▸ What is asked: Locate the line containing "OCR this image." in the material below; repeat it and every line after it, exactly as written.

▸ Raw data:
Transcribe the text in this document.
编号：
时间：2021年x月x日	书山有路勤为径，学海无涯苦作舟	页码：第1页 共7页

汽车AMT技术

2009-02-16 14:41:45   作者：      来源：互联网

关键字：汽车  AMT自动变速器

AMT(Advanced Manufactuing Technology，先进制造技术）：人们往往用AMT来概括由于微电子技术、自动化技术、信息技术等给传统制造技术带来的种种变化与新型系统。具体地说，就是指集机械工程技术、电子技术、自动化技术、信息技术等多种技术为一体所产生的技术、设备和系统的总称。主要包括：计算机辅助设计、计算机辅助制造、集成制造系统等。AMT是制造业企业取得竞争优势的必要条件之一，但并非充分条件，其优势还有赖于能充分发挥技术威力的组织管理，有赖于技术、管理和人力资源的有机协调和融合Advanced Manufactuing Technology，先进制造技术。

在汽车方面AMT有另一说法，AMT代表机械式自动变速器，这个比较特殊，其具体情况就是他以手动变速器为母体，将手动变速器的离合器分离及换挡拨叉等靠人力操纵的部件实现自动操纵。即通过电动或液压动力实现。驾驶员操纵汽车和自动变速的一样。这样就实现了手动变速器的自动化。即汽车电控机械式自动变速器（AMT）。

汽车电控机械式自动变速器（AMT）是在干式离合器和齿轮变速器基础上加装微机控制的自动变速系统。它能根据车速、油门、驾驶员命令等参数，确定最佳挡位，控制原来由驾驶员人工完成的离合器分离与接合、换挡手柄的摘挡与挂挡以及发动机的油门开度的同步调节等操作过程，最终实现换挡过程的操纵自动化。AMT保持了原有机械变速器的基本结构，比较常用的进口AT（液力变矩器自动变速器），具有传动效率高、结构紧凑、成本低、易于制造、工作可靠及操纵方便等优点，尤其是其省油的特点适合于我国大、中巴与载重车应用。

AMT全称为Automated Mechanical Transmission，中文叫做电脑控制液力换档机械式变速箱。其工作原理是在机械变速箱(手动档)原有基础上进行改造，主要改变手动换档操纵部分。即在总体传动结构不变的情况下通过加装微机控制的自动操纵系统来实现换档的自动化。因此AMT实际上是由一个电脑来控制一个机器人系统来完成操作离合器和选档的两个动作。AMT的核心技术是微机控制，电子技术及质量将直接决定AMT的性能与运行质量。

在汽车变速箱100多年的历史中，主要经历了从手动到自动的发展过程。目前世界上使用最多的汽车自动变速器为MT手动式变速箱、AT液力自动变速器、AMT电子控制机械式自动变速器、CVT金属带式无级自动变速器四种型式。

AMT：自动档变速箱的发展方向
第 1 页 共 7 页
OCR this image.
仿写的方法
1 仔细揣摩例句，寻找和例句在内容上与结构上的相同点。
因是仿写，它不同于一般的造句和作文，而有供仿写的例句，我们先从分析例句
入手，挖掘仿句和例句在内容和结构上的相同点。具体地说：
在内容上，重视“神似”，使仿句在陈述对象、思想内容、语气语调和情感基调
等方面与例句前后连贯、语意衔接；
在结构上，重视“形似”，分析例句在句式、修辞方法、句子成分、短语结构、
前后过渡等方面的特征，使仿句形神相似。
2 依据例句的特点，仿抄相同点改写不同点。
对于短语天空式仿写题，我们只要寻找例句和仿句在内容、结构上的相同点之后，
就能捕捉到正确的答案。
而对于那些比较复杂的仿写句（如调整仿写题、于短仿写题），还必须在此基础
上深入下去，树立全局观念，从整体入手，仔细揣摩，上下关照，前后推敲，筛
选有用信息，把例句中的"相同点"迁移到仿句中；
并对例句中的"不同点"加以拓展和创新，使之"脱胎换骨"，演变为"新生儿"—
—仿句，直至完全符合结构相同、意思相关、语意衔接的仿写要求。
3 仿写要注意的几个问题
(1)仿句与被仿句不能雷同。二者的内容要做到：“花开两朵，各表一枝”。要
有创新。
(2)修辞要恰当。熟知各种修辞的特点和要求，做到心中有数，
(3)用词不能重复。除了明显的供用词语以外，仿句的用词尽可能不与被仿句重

▸ Full answer:
OCR this image.
仿写的方法
1 仔细揣摩例句，寻找和例句在内容上与结构上的相同点。
因是仿写，它不同于一般的造句和作文，而有供仿写的例句，我们先从分析例句
入手，挖掘仿句和例句在内容和结构上的相同点。具体地说：
在内容上，重视“神似”，使仿句在陈述对象、思想内容、语气语调和情感基调
等方面与例句前后连贯、语意衔接；
在结构上，重视“形似”，分析例句在句式、修辞方法、句子成分、短语结构、
前后过渡等方面的特征，使仿句形神相似。
2 依据例句的特点，仿抄相同点改写不同点。
对于短语天空式仿写题，我们只要寻找例句和仿句在内容、结构上的相同点之后，
就能捕捉到正确的答案。
而对于那些比较复杂的仿写句（如调整仿写题、于短仿写题），还必须在此基础
上深入下去，树立全局观念，从整体入手，仔细揣摩，上下关照，前后推敲，筛
选有用信息，把例句中的"相同点"迁移到仿句中；
并对例句中的"不同点"加以拓展和创新，使之"脱胎换骨"，演变为"新生儿"—
—仿句，直至完全符合结构相同、意思相关、语意衔接的仿写要求。
3 仿写要注意的几个问题
(1)仿句与被仿句不能雷同。二者的内容要做到：“花开两朵，各表一枝”。要
有创新。
(2)修辞要恰当。熟知各种修辞的特点和要求，做到心中有数，
(3)用词不能重复。除了明显的供用词语以外，仿句的用词尽可能不与被仿句重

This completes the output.